____ DATA LISTING

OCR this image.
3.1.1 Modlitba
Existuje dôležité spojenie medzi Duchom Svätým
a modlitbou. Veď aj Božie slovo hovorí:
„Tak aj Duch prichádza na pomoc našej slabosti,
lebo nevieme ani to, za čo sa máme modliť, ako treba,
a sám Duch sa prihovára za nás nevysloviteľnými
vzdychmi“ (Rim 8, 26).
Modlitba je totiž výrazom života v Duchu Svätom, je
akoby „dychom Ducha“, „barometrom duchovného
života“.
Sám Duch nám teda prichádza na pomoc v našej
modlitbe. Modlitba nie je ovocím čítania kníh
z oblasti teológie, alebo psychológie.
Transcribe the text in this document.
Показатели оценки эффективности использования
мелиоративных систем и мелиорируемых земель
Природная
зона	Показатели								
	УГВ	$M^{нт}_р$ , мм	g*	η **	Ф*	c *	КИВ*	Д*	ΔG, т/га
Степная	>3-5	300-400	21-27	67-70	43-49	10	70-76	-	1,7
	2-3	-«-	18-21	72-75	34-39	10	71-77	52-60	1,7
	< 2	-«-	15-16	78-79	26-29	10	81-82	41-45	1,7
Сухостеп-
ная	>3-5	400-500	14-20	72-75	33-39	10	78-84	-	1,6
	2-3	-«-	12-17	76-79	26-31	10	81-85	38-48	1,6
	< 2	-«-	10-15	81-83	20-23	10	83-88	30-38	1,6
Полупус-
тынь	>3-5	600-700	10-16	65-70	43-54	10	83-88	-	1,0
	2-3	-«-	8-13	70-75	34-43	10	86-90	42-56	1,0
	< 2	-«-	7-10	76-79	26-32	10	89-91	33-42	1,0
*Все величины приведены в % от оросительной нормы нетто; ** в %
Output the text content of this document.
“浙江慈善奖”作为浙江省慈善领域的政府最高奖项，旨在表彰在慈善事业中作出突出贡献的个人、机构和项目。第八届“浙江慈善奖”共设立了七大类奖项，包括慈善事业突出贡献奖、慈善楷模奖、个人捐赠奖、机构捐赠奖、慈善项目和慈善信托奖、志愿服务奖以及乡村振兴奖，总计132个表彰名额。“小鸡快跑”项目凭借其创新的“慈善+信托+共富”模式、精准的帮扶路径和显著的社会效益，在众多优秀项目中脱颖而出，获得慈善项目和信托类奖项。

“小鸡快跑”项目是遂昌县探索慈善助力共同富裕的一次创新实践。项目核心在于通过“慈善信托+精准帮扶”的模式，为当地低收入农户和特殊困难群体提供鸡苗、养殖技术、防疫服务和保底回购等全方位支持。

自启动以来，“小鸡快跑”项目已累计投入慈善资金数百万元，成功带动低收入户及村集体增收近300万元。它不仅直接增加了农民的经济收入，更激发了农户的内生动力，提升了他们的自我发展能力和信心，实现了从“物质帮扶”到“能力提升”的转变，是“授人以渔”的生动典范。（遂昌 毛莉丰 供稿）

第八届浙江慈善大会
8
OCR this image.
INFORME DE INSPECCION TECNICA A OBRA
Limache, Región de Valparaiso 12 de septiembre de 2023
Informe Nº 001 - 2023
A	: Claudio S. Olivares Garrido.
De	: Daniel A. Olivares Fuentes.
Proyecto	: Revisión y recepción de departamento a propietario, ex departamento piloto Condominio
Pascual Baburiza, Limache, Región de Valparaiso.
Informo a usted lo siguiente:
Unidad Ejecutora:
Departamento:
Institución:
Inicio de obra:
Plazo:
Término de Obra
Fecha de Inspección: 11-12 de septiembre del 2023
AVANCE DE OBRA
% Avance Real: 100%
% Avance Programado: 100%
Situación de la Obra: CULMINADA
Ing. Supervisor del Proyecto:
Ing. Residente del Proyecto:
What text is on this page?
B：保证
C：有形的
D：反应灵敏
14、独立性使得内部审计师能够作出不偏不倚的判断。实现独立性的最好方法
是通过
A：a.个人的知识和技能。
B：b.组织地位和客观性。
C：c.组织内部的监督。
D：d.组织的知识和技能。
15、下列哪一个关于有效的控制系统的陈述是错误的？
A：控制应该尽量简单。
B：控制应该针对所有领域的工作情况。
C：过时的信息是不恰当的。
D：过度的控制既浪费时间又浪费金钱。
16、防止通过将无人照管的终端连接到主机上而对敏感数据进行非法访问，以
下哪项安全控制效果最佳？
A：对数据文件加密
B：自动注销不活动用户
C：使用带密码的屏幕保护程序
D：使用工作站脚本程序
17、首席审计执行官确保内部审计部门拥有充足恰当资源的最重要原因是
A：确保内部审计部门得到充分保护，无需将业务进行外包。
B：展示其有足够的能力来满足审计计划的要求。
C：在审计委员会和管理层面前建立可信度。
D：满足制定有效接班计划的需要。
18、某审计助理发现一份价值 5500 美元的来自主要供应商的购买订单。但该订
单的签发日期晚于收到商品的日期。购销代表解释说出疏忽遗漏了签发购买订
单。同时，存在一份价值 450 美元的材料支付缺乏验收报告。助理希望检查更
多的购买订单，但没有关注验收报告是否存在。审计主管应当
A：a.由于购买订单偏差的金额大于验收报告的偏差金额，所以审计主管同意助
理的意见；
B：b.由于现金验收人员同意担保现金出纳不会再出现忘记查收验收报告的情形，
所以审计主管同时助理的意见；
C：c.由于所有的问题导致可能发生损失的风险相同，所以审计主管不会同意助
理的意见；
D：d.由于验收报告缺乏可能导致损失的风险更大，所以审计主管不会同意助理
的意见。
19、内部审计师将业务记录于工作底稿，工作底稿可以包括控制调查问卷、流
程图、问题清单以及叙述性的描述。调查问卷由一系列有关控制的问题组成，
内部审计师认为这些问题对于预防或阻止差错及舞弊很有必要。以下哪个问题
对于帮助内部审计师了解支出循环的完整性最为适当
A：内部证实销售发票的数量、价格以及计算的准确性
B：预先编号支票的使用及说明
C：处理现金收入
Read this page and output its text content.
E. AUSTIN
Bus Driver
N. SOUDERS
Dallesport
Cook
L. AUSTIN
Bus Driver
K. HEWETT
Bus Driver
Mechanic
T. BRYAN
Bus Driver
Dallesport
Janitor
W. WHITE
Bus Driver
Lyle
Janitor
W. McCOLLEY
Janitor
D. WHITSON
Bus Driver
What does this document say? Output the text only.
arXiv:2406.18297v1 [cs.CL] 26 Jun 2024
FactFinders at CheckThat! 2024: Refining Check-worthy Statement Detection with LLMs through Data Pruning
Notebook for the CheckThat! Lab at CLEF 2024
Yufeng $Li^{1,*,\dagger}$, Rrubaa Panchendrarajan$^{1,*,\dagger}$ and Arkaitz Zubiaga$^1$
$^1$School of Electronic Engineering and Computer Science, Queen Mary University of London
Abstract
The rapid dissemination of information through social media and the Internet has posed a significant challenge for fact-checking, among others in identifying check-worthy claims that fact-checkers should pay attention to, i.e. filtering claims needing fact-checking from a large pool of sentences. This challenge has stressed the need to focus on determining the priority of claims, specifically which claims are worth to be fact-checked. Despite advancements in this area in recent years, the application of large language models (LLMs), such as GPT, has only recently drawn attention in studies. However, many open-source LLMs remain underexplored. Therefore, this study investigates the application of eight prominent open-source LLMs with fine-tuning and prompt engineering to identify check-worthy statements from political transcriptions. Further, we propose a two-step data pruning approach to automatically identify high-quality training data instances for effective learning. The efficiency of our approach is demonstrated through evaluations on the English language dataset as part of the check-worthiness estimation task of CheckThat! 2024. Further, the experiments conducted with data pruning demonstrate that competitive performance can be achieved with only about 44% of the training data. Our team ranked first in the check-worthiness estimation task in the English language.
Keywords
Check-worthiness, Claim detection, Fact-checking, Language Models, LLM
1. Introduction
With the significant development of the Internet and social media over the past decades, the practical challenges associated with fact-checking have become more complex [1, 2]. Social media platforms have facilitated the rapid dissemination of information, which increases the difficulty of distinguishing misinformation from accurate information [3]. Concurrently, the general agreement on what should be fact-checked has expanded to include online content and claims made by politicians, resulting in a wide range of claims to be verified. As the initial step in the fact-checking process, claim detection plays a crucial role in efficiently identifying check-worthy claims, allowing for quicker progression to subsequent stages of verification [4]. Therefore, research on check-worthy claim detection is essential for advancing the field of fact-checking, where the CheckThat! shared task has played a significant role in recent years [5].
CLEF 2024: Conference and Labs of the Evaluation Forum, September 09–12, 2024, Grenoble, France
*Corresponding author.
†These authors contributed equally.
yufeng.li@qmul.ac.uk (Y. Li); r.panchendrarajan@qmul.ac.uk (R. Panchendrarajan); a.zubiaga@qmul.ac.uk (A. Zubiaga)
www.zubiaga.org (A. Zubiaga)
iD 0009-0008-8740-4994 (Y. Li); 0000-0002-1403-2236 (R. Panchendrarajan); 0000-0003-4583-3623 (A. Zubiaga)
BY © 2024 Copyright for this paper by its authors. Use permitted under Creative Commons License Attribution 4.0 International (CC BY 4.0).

________

WHAT IS REQUIRED:
Using the listing, collect all lines in which the string "Olivares" is found.

RESPONSE TO THE TASK:
A	: Claudio S. Olivares Garrido.
De	: Daniel A. Olivares Fuentes.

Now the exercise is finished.